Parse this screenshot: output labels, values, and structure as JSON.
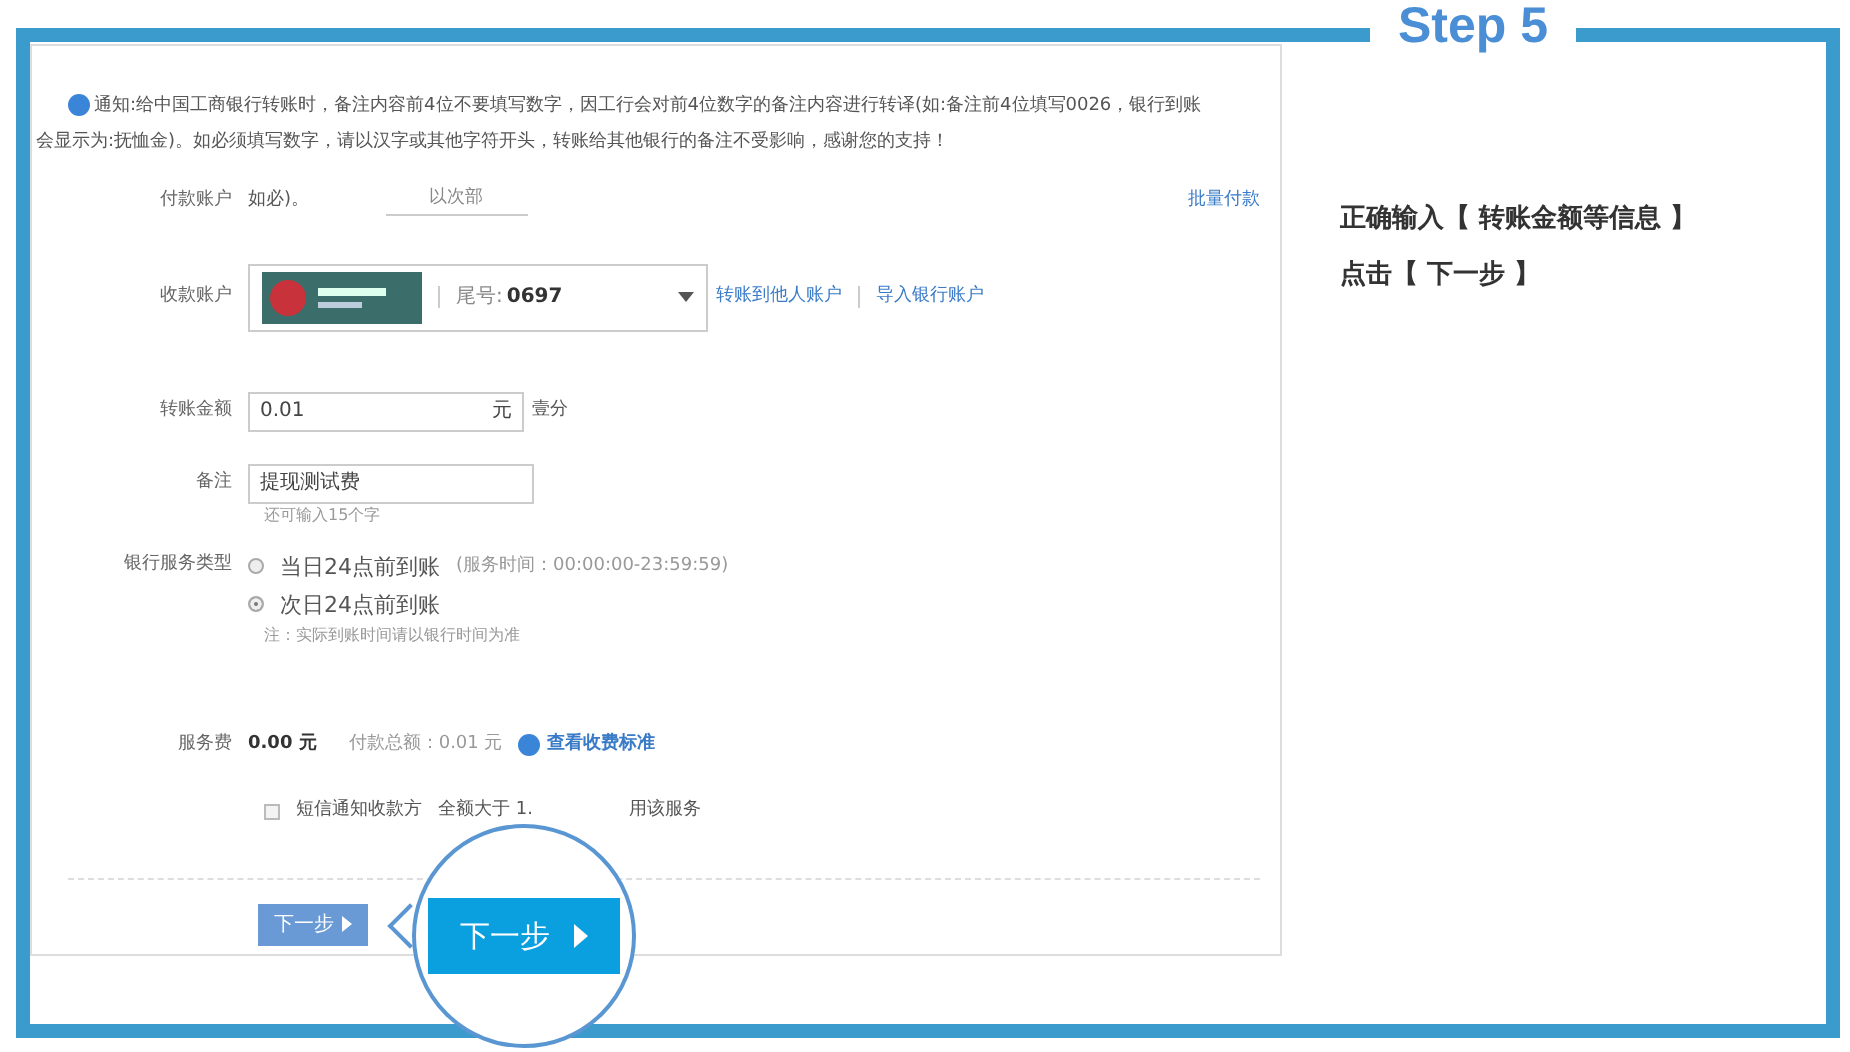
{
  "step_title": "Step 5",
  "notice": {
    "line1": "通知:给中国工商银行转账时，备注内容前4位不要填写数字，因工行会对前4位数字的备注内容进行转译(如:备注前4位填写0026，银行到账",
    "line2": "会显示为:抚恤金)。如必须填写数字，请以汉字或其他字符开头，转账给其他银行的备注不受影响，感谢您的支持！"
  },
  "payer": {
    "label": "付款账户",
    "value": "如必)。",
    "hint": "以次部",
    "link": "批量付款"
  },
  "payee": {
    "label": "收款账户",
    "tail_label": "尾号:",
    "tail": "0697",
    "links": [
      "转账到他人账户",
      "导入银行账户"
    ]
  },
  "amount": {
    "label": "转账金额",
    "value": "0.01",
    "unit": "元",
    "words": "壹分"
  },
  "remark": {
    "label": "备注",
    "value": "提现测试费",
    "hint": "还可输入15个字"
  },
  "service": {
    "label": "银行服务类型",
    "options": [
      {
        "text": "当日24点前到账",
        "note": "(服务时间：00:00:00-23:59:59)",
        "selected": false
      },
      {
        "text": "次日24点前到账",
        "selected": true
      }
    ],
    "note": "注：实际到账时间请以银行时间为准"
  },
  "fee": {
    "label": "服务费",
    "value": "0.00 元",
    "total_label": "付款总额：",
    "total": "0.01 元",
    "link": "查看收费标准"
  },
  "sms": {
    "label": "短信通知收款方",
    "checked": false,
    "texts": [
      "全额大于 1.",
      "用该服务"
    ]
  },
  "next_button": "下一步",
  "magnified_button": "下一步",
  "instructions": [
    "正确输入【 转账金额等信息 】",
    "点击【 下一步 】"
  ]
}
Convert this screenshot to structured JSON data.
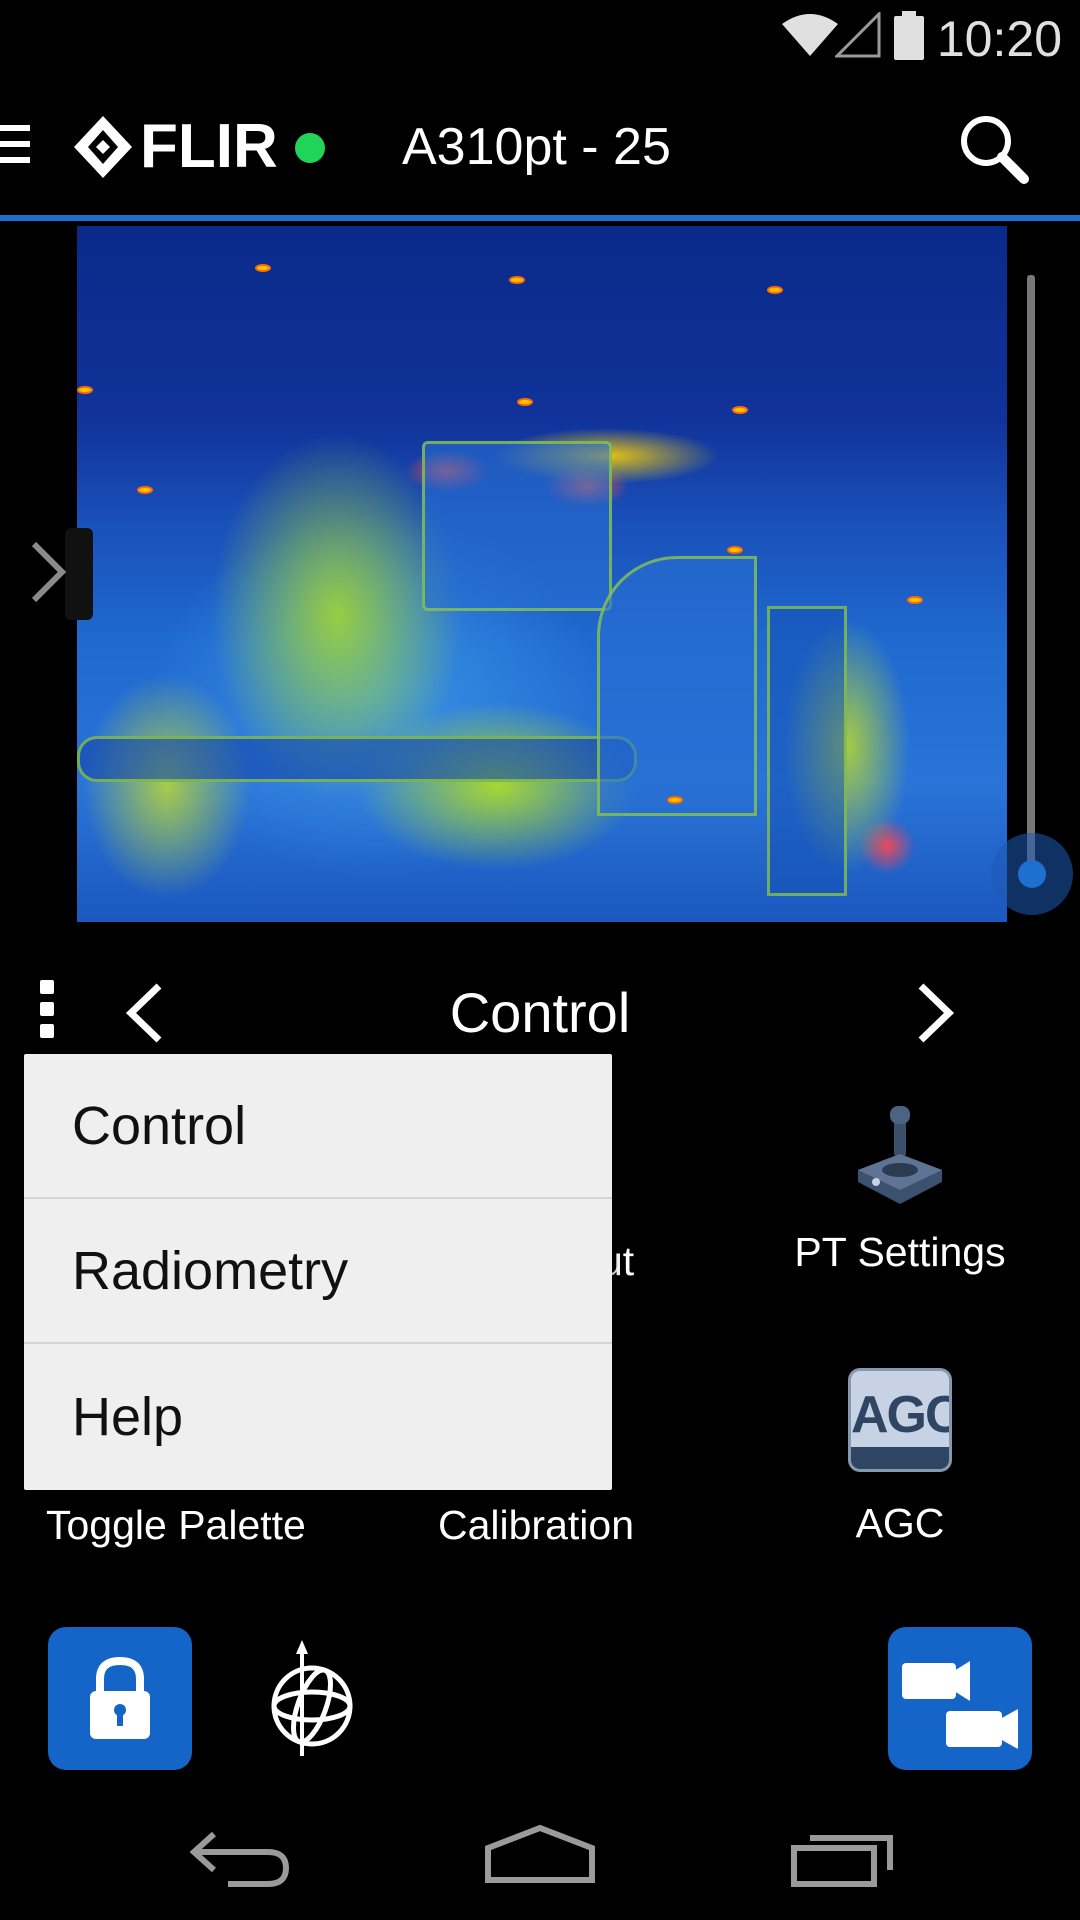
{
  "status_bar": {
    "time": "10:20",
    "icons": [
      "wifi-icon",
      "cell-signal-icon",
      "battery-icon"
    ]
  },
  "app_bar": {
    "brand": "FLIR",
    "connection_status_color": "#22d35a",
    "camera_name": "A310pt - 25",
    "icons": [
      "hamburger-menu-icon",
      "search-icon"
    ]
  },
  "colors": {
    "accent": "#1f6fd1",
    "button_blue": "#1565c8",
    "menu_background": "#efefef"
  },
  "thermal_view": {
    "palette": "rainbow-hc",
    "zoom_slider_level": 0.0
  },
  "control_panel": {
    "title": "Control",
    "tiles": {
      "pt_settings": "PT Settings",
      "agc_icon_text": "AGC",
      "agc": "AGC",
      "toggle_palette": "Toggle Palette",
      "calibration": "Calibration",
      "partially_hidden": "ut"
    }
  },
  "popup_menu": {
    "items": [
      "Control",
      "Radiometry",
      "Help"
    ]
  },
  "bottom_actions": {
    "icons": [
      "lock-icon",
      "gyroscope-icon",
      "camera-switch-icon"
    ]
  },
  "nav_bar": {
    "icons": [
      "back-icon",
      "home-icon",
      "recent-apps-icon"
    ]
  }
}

* [Stated problem]
Identify each line holding the string "this", and copy it out.

* [Task output]
Parse this screenshot: output labels, values, and structure as JSON.
Convert this screenshot to structured JSON data.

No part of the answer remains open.